▶ **INPUT DATA**
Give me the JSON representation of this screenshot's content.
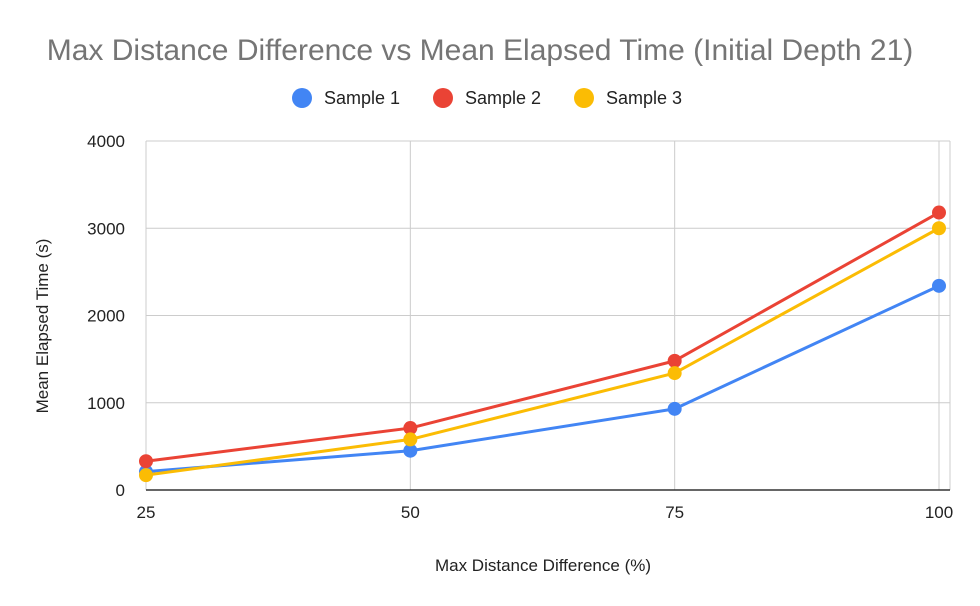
{
  "chart_data": {
    "type": "line",
    "title": "Max Distance Difference vs Mean Elapsed Time (Initial Depth 21)",
    "xlabel": "Max Distance Difference (%)",
    "ylabel": "Mean Elapsed Time (s)",
    "x": [
      25,
      50,
      75,
      100
    ],
    "x_tick_labels": [
      "25",
      "50",
      "75",
      "100"
    ],
    "ylim": [
      0,
      4000
    ],
    "y_ticks": [
      0,
      1000,
      2000,
      3000,
      4000
    ],
    "y_tick_labels": [
      "0",
      "1000",
      "2000",
      "3000",
      "4000"
    ],
    "grid": true,
    "legend_position": "top-center",
    "series": [
      {
        "name": "Sample 1",
        "color": "#4285f4",
        "values": [
          210,
          450,
          930,
          2340
        ]
      },
      {
        "name": "Sample 2",
        "color": "#ea4335",
        "values": [
          330,
          710,
          1480,
          3180
        ]
      },
      {
        "name": "Sample 3",
        "color": "#fbbc04",
        "values": [
          170,
          580,
          1340,
          3000
        ]
      }
    ]
  }
}
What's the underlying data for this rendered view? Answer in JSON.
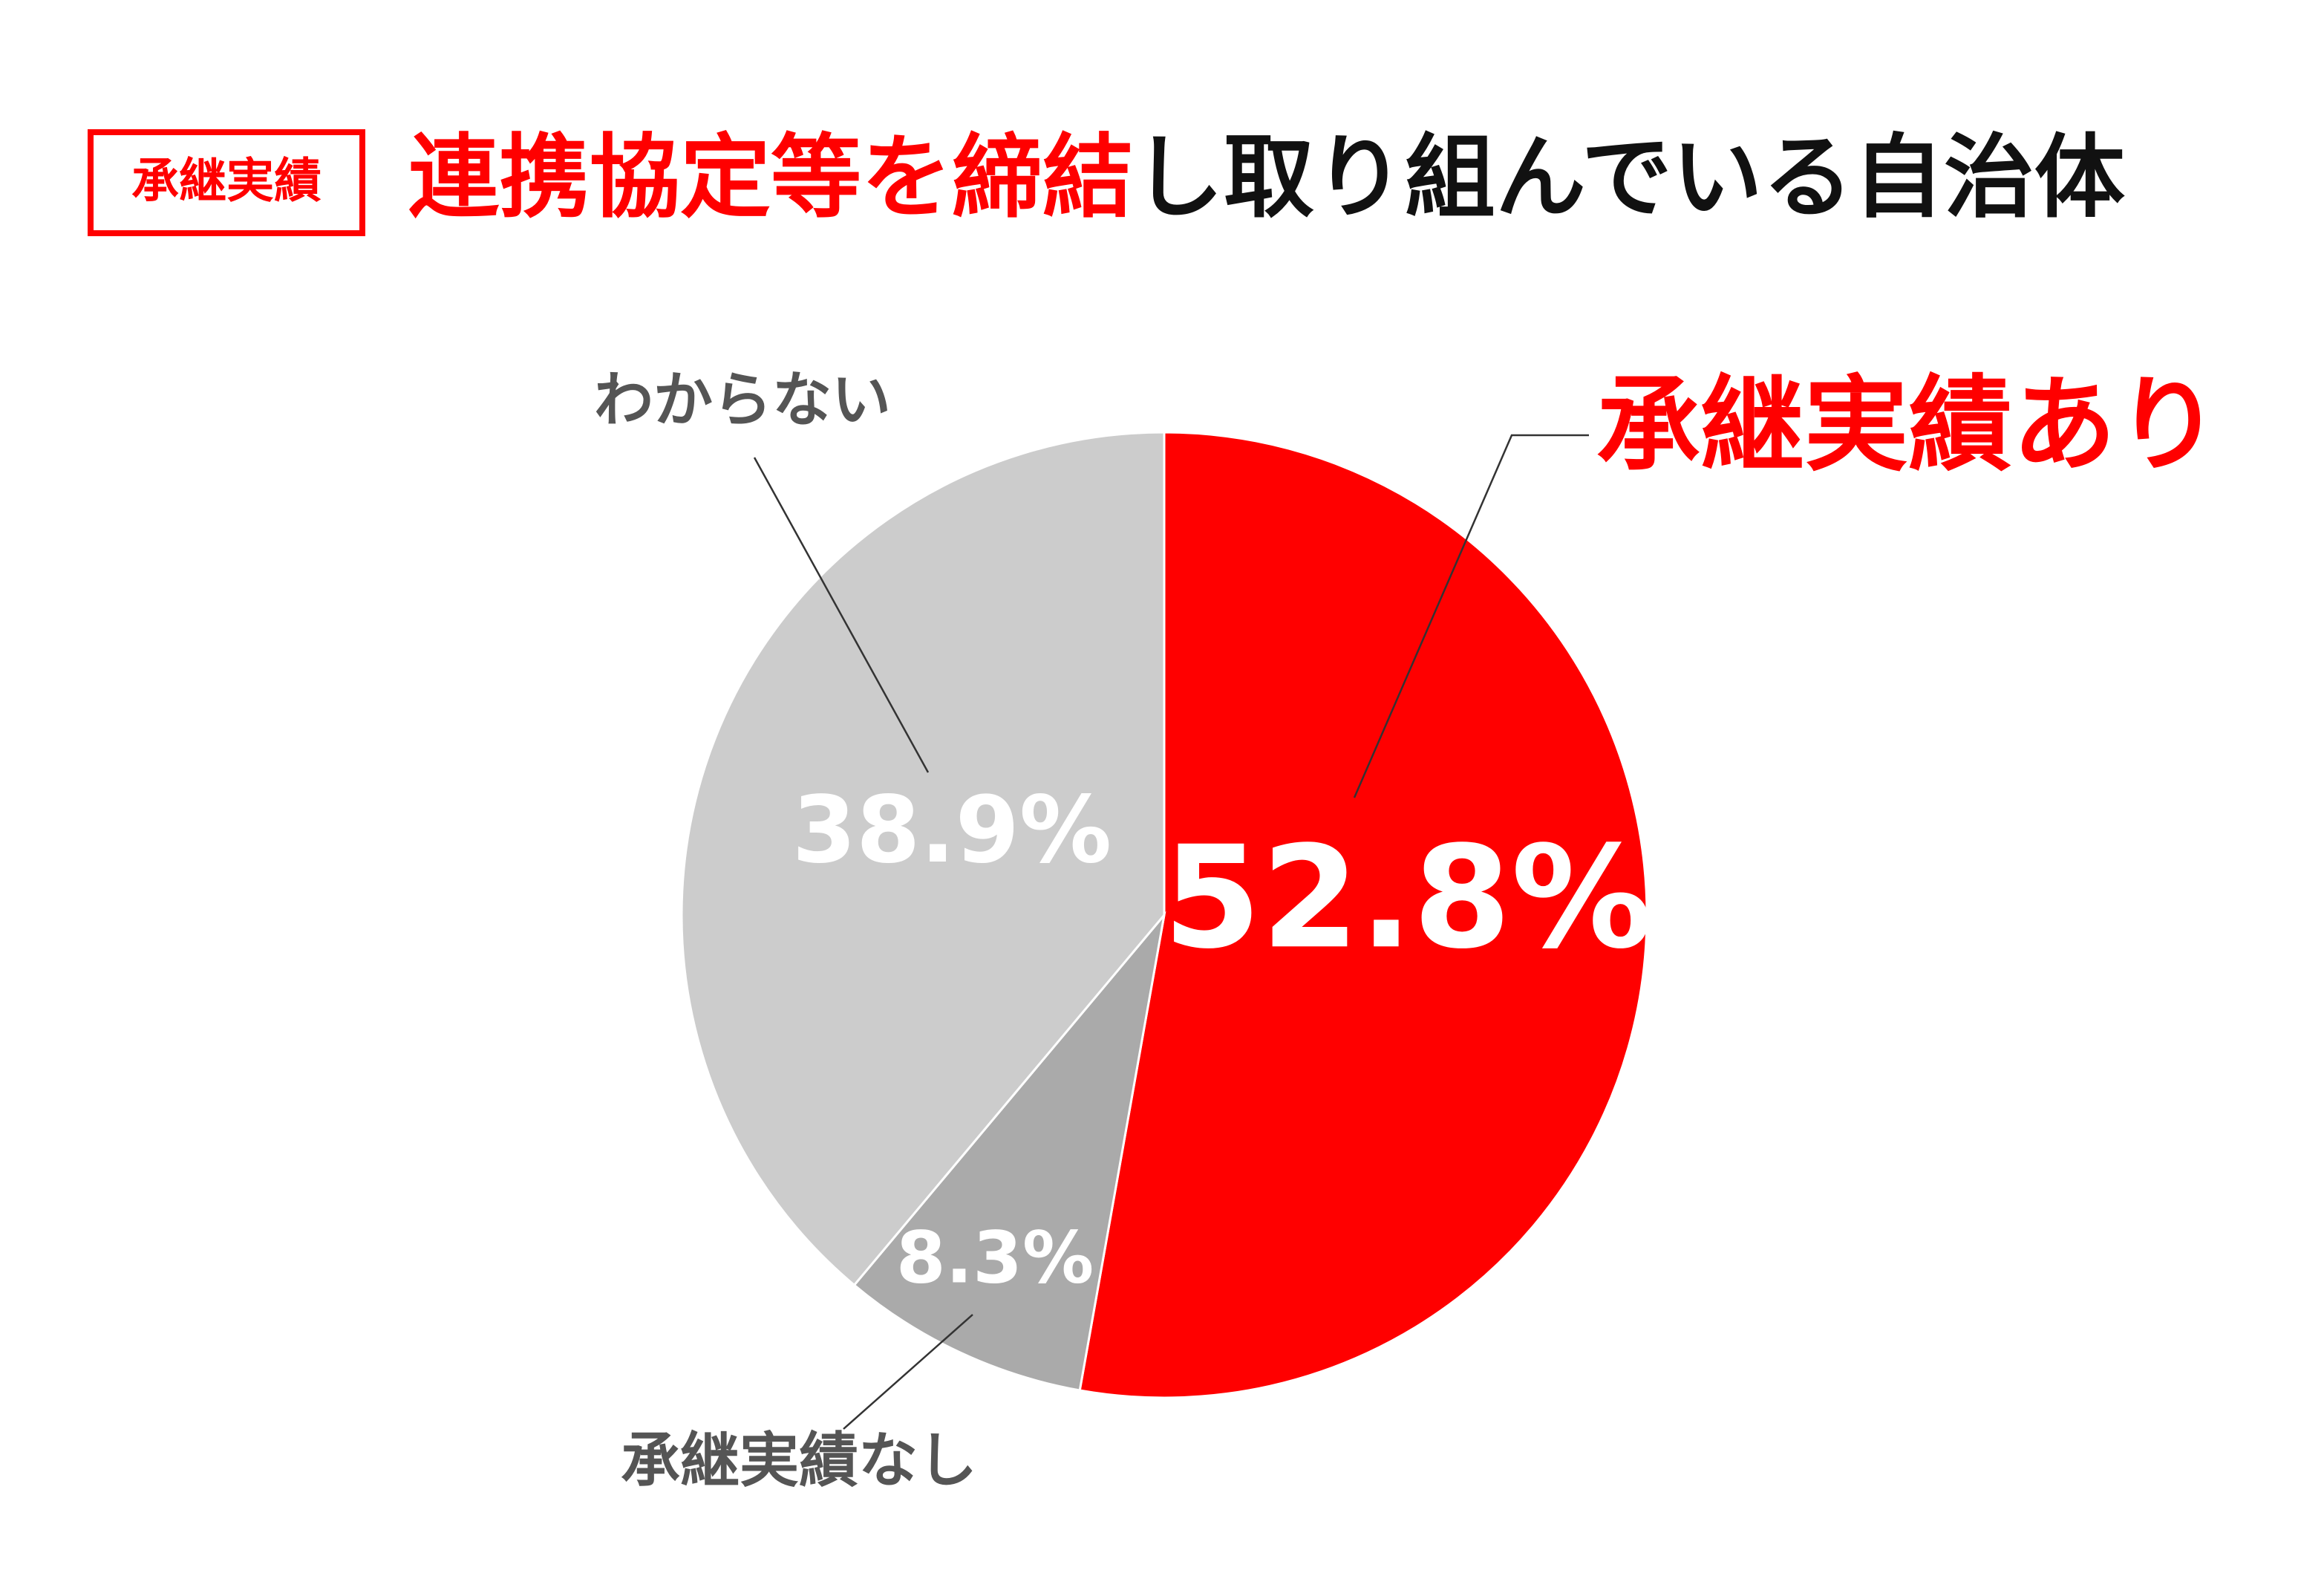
{
  "badge": "承継実績",
  "chart_data": {
    "type": "pie",
    "title_parts": [
      "連携協定等を締結",
      "し取り組んでいる自治体"
    ],
    "categories": [
      "承継実績あり",
      "承継実績なし",
      "わからない"
    ],
    "values": [
      52.8,
      8.3,
      38.9
    ],
    "value_labels": [
      "52.8%",
      "8.3%",
      "38.9%"
    ],
    "colors": [
      "#ff0000",
      "#aaaaaa",
      "#cccccc"
    ]
  }
}
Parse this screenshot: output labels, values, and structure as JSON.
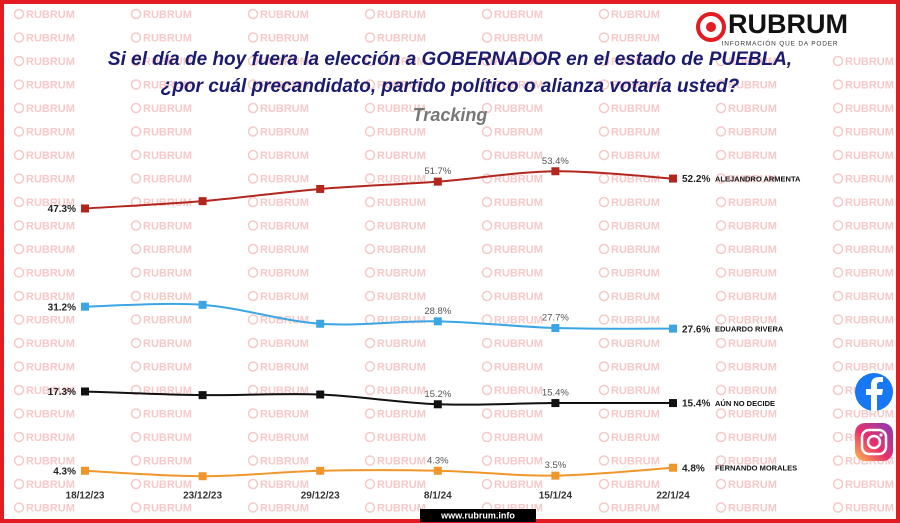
{
  "brand": {
    "name": "RUBRUM",
    "tagline": "INFORMACIÓN QUE DA PODER",
    "watermark": "RUBRUM",
    "url": "www.rubrum.info"
  },
  "chart_data": {
    "type": "line",
    "title": [
      "Si el día de hoy fuera la elección a GOBERNADOR en el estado de PUEBLA,",
      "¿por cuál precandidato, partido político o alianza votaría usted?"
    ],
    "subtitle": "Tracking",
    "categories": [
      "18/12/23",
      "23/12/23",
      "29/12/23",
      "8/1/24",
      "15/1/24",
      "22/1/24"
    ],
    "ylim": [
      0,
      60
    ],
    "series": [
      {
        "name": "ALEJANDRO ARMENTA",
        "color": "#b3261e",
        "values": [
          47.3,
          48.5,
          50.5,
          51.7,
          53.4,
          52.2
        ],
        "value_labels": [
          "47.3%",
          null,
          null,
          "51.7%",
          "53.4%",
          "52.2%"
        ]
      },
      {
        "name": "EDUARDO RIVERA",
        "color": "#3ba6e3",
        "values": [
          31.2,
          31.5,
          28.4,
          28.8,
          27.7,
          27.6
        ],
        "value_labels": [
          "31.2%",
          null,
          null,
          "28.8%",
          "27.7%",
          "27.6%"
        ]
      },
      {
        "name": "AÚN NO DECIDE",
        "color": "#111111",
        "values": [
          17.3,
          16.7,
          16.8,
          15.2,
          15.4,
          15.4
        ],
        "value_labels": [
          "17.3%",
          null,
          null,
          "15.2%",
          "15.4%",
          "15.4%"
        ]
      },
      {
        "name": "FERNANDO MORALES",
        "color": "#f0962a",
        "values": [
          4.3,
          3.4,
          4.3,
          4.3,
          3.5,
          4.8
        ],
        "value_labels": [
          "4.3%",
          null,
          null,
          "4.3%",
          "3.5%",
          "4.8%"
        ]
      }
    ]
  }
}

▶ **TASK**
Exclude the images and reproduce the remaining data exactly.

▶ **TASK RESULT**
Give me the JSON representation of this screenshot's content.
{
  "chart_data": {
    "type": "line",
    "title": "Max Distance Difference vs Mean Elapsed Time (Initial Depth 21)",
    "xlabel": "Max Distance Difference (%)",
    "ylabel": "Mean Elapsed Time (s)",
    "x": [
      25,
      50,
      75,
      100
    ],
    "x_tick_labels": [
      "25",
      "50",
      "75",
      "100"
    ],
    "ylim": [
      0,
      4000
    ],
    "y_ticks": [
      0,
      1000,
      2000,
      3000,
      4000
    ],
    "y_tick_labels": [
      "0",
      "1000",
      "2000",
      "3000",
      "4000"
    ],
    "grid": true,
    "legend_position": "top-center",
    "series": [
      {
        "name": "Sample 1",
        "color": "#4285f4",
        "values": [
          210,
          450,
          930,
          2340
        ]
      },
      {
        "name": "Sample 2",
        "color": "#ea4335",
        "values": [
          330,
          710,
          1480,
          3180
        ]
      },
      {
        "name": "Sample 3",
        "color": "#fbbc04",
        "values": [
          170,
          580,
          1340,
          3000
        ]
      }
    ]
  }
}
What's the underlying data for this rendered view? Answer in JSON.
{
  "badge": "承継実績",
  "chart_data": {
    "type": "pie",
    "title_parts": [
      "連携協定等を締結",
      "し取り組んでいる自治体"
    ],
    "categories": [
      "承継実績あり",
      "承継実績なし",
      "わからない"
    ],
    "values": [
      52.8,
      8.3,
      38.9
    ],
    "value_labels": [
      "52.8%",
      "8.3%",
      "38.9%"
    ],
    "colors": [
      "#ff0000",
      "#aaaaaa",
      "#cccccc"
    ]
  }
}
Parse this screenshot: output labels, values, and structure as JSON.
{
  "brand": {
    "name": "RUBRUM",
    "tagline": "INFORMACIÓN QUE DA PODER",
    "watermark": "RUBRUM",
    "url": "www.rubrum.info"
  },
  "chart_data": {
    "type": "line",
    "title": [
      "Si el día de hoy fuera la elección a GOBERNADOR en el estado de PUEBLA,",
      "¿por cuál precandidato, partido político o alianza votaría usted?"
    ],
    "subtitle": "Tracking",
    "categories": [
      "18/12/23",
      "23/12/23",
      "29/12/23",
      "8/1/24",
      "15/1/24",
      "22/1/24"
    ],
    "ylim": [
      0,
      60
    ],
    "series": [
      {
        "name": "ALEJANDRO ARMENTA",
        "color": "#b3261e",
        "values": [
          47.3,
          48.5,
          50.5,
          51.7,
          53.4,
          52.2
        ],
        "value_labels": [
          "47.3%",
          null,
          null,
          "51.7%",
          "53.4%",
          "52.2%"
        ]
      },
      {
        "name": "EDUARDO RIVERA",
        "color": "#3ba6e3",
        "values": [
          31.2,
          31.5,
          28.4,
          28.8,
          27.7,
          27.6
        ],
        "value_labels": [
          "31.2%",
          null,
          null,
          "28.8%",
          "27.7%",
          "27.6%"
        ]
      },
      {
        "name": "AÚN NO DECIDE",
        "color": "#111111",
        "values": [
          17.3,
          16.7,
          16.8,
          15.2,
          15.4,
          15.4
        ],
        "value_labels": [
          "17.3%",
          null,
          null,
          "15.2%",
          "15.4%",
          "15.4%"
        ]
      },
      {
        "name": "FERNANDO MORALES",
        "color": "#f0962a",
        "values": [
          4.3,
          3.4,
          4.3,
          4.3,
          3.5,
          4.8
        ],
        "value_labels": [
          "4.3%",
          null,
          null,
          "4.3%",
          "3.5%",
          "4.8%"
        ]
      }
    ]
  }
}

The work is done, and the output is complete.